** begin Data section **
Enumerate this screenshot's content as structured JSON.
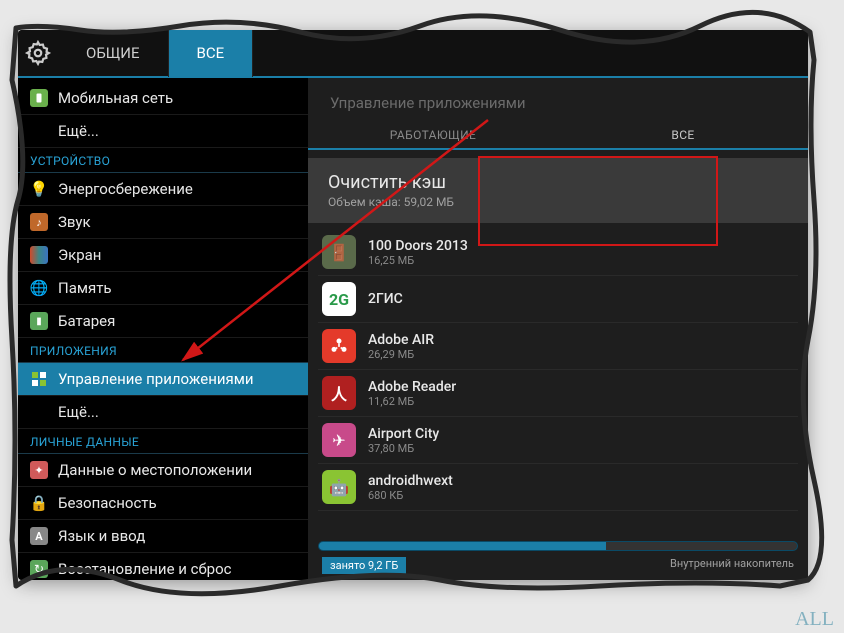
{
  "header": {
    "tabs": [
      {
        "label": "ОБЩИЕ",
        "active": false
      },
      {
        "label": "ВСЕ",
        "active": true
      }
    ]
  },
  "sidebar": {
    "top_items": [
      {
        "label": "Мобильная сеть",
        "icon": "mobile",
        "color": "#6ab04c"
      },
      {
        "label": "Ещё...",
        "icon": "",
        "color": ""
      }
    ],
    "sections": [
      {
        "header": "УСТРОЙСТВО",
        "items": [
          {
            "label": "Энергосбережение",
            "icon": "bulb",
            "color": "#f0c419"
          },
          {
            "label": "Звук",
            "icon": "sound",
            "color": "#c0682a"
          },
          {
            "label": "Экран",
            "icon": "screen",
            "color": "#3b8686"
          },
          {
            "label": "Память",
            "icon": "memory",
            "color": "#3b73c0"
          },
          {
            "label": "Батарея",
            "icon": "battery",
            "color": "#5aa65a"
          }
        ]
      },
      {
        "header": "ПРИЛОЖЕНИЯ",
        "items": [
          {
            "label": "Управление приложениями",
            "icon": "apps",
            "color": "#6ab04c",
            "active": true
          },
          {
            "label": "Ещё...",
            "icon": "",
            "color": ""
          }
        ]
      },
      {
        "header": "ЛИЧНЫЕ ДАННЫЕ",
        "items": [
          {
            "label": "Данные о местоположении",
            "icon": "location",
            "color": "#d05a5a"
          },
          {
            "label": "Безопасность",
            "icon": "lock",
            "color": "#c0682a"
          },
          {
            "label": "Язык и ввод",
            "icon": "lang",
            "color": "#888"
          },
          {
            "label": "Восстановление и сброс",
            "icon": "reset",
            "color": "#5aa65a"
          }
        ]
      }
    ]
  },
  "content": {
    "title": "Управление приложениями",
    "tabs": [
      {
        "label": "РАБОТАЮЩИЕ",
        "active": false
      },
      {
        "label": "ВСЕ",
        "active": true
      }
    ],
    "clear_cache": {
      "title": "Очистить кэш",
      "subtitle": "Объем кэша: 59,02 МБ"
    },
    "apps": [
      {
        "name": "100 Doors 2013",
        "size": "16,25 МБ",
        "color": "#5a6a4a"
      },
      {
        "name": "2ГИС",
        "size": "",
        "color": "#e8a030"
      },
      {
        "name": "Adobe AIR",
        "size": "26,29 МБ",
        "color": "#e43a2a"
      },
      {
        "name": "Adobe Reader",
        "size": "11,62 МБ",
        "color": "#b02020"
      },
      {
        "name": "Airport City",
        "size": "37,80 МБ",
        "color": "#c84a8a"
      },
      {
        "name": "androidhwext",
        "size": "680 КБ",
        "color": "#8ac433"
      }
    ],
    "storage": {
      "used": "занято 9,2 ГБ",
      "label": "Внутренний накопитель"
    }
  }
}
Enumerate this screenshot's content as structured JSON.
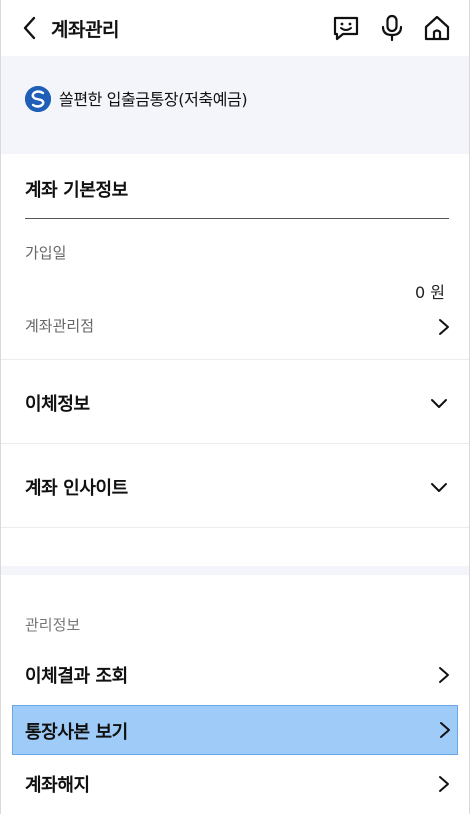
** end Data section **
Show the lines of the records that contain the word "Управление".

§ **Solution to this exercise**
            "label": "Управление приложениями",
    "title": "Управление приложениями",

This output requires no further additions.